Retype the records below exactly as they appear.

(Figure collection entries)
-=-=-
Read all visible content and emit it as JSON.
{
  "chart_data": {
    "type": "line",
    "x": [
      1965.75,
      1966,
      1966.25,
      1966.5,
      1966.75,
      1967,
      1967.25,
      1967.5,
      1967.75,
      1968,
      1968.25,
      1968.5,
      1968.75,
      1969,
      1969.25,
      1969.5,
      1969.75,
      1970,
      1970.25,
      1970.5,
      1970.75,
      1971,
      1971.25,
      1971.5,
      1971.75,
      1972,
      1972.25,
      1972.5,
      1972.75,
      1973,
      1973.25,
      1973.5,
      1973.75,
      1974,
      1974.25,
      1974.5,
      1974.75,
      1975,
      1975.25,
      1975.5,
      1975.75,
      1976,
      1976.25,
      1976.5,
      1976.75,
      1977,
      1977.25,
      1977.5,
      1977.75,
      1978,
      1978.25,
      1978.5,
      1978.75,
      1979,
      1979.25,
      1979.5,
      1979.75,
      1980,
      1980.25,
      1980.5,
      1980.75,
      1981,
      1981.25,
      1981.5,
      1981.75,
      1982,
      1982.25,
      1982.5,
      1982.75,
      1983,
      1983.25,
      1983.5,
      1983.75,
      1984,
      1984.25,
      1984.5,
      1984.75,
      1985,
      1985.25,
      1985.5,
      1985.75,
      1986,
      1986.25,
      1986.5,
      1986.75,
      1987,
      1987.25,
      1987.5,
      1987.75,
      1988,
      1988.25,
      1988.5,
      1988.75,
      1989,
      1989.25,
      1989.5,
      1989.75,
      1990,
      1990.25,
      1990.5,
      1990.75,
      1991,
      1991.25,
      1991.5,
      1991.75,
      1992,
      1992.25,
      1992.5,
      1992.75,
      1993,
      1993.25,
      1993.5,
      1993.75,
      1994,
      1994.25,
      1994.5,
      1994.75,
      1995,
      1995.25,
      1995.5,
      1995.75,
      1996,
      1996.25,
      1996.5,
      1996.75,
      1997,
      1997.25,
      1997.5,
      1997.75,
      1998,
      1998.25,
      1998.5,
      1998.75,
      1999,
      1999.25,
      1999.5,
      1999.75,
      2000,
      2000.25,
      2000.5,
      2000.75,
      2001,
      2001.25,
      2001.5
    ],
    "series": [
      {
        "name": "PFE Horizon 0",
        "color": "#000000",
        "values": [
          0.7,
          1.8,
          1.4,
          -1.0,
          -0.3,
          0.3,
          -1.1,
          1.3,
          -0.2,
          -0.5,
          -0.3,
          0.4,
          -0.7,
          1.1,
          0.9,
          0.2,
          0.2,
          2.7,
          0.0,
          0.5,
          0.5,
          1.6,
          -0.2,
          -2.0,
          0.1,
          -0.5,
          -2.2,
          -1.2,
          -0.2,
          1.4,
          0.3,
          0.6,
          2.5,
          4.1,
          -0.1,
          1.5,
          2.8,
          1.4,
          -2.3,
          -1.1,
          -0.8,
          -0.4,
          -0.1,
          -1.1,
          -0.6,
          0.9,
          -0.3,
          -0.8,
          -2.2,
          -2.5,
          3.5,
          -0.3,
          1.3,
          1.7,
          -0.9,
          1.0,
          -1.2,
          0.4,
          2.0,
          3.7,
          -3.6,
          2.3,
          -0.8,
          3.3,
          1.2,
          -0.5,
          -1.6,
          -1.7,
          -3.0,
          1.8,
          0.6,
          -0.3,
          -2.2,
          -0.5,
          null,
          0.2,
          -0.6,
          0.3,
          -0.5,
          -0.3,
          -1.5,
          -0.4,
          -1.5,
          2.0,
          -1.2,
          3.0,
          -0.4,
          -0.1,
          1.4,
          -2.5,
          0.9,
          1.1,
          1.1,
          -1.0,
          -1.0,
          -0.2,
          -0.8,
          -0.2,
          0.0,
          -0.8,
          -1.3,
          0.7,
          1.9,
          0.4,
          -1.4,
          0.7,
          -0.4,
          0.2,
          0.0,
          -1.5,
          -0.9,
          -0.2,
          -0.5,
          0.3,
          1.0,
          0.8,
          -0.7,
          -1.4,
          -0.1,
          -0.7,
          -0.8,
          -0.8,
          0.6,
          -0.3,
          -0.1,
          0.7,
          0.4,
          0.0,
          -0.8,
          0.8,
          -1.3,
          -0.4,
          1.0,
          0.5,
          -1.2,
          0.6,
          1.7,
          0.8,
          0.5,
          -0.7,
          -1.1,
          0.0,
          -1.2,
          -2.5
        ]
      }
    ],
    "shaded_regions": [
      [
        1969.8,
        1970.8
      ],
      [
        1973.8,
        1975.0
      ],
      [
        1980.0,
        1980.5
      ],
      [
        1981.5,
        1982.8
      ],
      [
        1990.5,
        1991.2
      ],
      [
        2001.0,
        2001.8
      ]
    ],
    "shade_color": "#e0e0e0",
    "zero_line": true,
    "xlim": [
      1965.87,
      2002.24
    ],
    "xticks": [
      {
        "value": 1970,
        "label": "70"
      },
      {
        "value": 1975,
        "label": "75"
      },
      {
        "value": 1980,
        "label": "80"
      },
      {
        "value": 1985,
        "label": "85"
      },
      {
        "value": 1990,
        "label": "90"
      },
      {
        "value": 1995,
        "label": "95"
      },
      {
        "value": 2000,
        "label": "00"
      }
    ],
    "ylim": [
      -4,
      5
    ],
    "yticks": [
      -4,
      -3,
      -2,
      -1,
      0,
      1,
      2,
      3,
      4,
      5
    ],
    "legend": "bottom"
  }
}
-=-=-
ANSWER TO THE EXERCISE:
Read all visible content and emit it as JSON.
{
  "chart_data": {
    "type": "line",
    "x": [
      1965.75,
      1966,
      1966.25,
      1966.5,
      1966.75,
      1967,
      1967.25,
      1967.5,
      1967.75,
      1968,
      1968.25,
      1968.5,
      1968.75,
      1969,
      1969.25,
      1969.5,
      1969.75,
      1970,
      1970.25,
      1970.5,
      1970.75,
      1971,
      1971.25,
      1971.5,
      1971.75,
      1972,
      1972.25,
      1972.5,
      1972.75,
      1973,
      1973.25,
      1973.5,
      1973.75,
      1974,
      1974.25,
      1974.5,
      1974.75,
      1975,
      1975.25,
      1975.5,
      1975.75,
      1976,
      1976.25,
      1976.5,
      1976.75,
      1977,
      1977.25,
      1977.5,
      1977.75,
      1978,
      1978.25,
      1978.5,
      1978.75,
      1979,
      1979.25,
      1979.5,
      1979.75,
      1980,
      1980.25,
      1980.5,
      1980.75,
      1981,
      1981.25,
      1981.5,
      1981.75,
      1982,
      1982.25,
      1982.5,
      1982.75,
      1983,
      1983.25,
      1983.5,
      1983.75,
      1984,
      1984.25,
      1984.5,
      1984.75,
      1985,
      1985.25,
      1985.5,
      1985.75,
      1986,
      1986.25,
      1986.5,
      1986.75,
      1987,
      1987.25,
      1987.5,
      1987.75,
      1988,
      1988.25,
      1988.5,
      1988.75,
      1989,
      1989.25,
      1989.5,
      1989.75,
      1990,
      1990.25,
      1990.5,
      1990.75,
      1991,
      1991.25,
      1991.5,
      1991.75,
      1992,
      1992.25,
      1992.5,
      1992.75,
      1993,
      1993.25,
      1993.5,
      1993.75,
      1994,
      1994.25,
      1994.5,
      1994.75,
      1995,
      1995.25,
      1995.5,
      1995.75,
      1996,
      1996.25,
      1996.5,
      1996.75,
      1997,
      1997.25,
      1997.5,
      1997.75,
      1998,
      1998.25,
      1998.5,
      1998.75,
      1999,
      1999.25,
      1999.5,
      1999.75,
      2000,
      2000.25,
      2000.5,
      2000.75,
      2001,
      2001.25,
      2001.5
    ],
    "series": [
      {
        "name": "PFE Horizon 0",
        "color": "#000000",
        "values": [
          0.7,
          1.8,
          1.4,
          -1.0,
          -0.3,
          0.3,
          -1.1,
          1.3,
          -0.2,
          -0.5,
          -0.3,
          0.4,
          -0.7,
          1.1,
          0.9,
          0.2,
          0.2,
          2.7,
          0.0,
          0.5,
          0.5,
          1.6,
          -0.2,
          -2.0,
          0.1,
          -0.5,
          -2.2,
          -1.2,
          -0.2,
          1.4,
          0.3,
          0.6,
          2.5,
          4.1,
          -0.1,
          1.5,
          2.8,
          1.4,
          -2.3,
          -1.1,
          -0.8,
          -0.4,
          -0.1,
          -1.1,
          -0.6,
          0.9,
          -0.3,
          -0.8,
          -2.2,
          -2.5,
          3.5,
          -0.3,
          1.3,
          1.7,
          -0.9,
          1.0,
          -1.2,
          0.4,
          2.0,
          3.7,
          -3.6,
          2.3,
          -0.8,
          3.3,
          1.2,
          -0.5,
          -1.6,
          -1.7,
          -3.0,
          1.8,
          0.6,
          -0.3,
          -2.2,
          -0.5,
          null,
          0.2,
          -0.6,
          0.3,
          -0.5,
          -0.3,
          -1.5,
          -0.4,
          -1.5,
          2.0,
          -1.2,
          3.0,
          -0.4,
          -0.1,
          1.4,
          -2.5,
          0.9,
          1.1,
          1.1,
          -1.0,
          -1.0,
          -0.2,
          -0.8,
          -0.2,
          0.0,
          -0.8,
          -1.3,
          0.7,
          1.9,
          0.4,
          -1.4,
          0.7,
          -0.4,
          0.2,
          0.0,
          -1.5,
          -0.9,
          -0.2,
          -0.5,
          0.3,
          1.0,
          0.8,
          -0.7,
          -1.4,
          -0.1,
          -0.7,
          -0.8,
          -0.8,
          0.6,
          -0.3,
          -0.1,
          0.7,
          0.4,
          0.0,
          -0.8,
          0.8,
          -1.3,
          -0.4,
          1.0,
          0.5,
          -1.2,
          0.6,
          1.7,
          0.8,
          0.5,
          -0.7,
          -1.1,
          0.0,
          -1.2,
          -2.5
        ]
      }
    ],
    "shaded_regions": [
      [
        1969.8,
        1970.8
      ],
      [
        1973.8,
        1975.0
      ],
      [
        1980.0,
        1980.5
      ],
      [
        1981.5,
        1982.8
      ],
      [
        1990.5,
        1991.2
      ],
      [
        2001.0,
        2001.8
      ]
    ],
    "shade_color": "#e0e0e0",
    "zero_line": true,
    "xlim": [
      1965.87,
      2002.24
    ],
    "xticks": [
      {
        "value": 1970,
        "label": "70"
      },
      {
        "value": 1975,
        "label": "75"
      },
      {
        "value": 1980,
        "label": "80"
      },
      {
        "value": 1985,
        "label": "85"
      },
      {
        "value": 1990,
        "label": "90"
      },
      {
        "value": 1995,
        "label": "95"
      },
      {
        "value": 2000,
        "label": "00"
      }
    ],
    "ylim": [
      -4,
      5
    ],
    "yticks": [
      -4,
      -3,
      -2,
      -1,
      0,
      1,
      2,
      3,
      4,
      5
    ],
    "legend": "bottom"
  }
}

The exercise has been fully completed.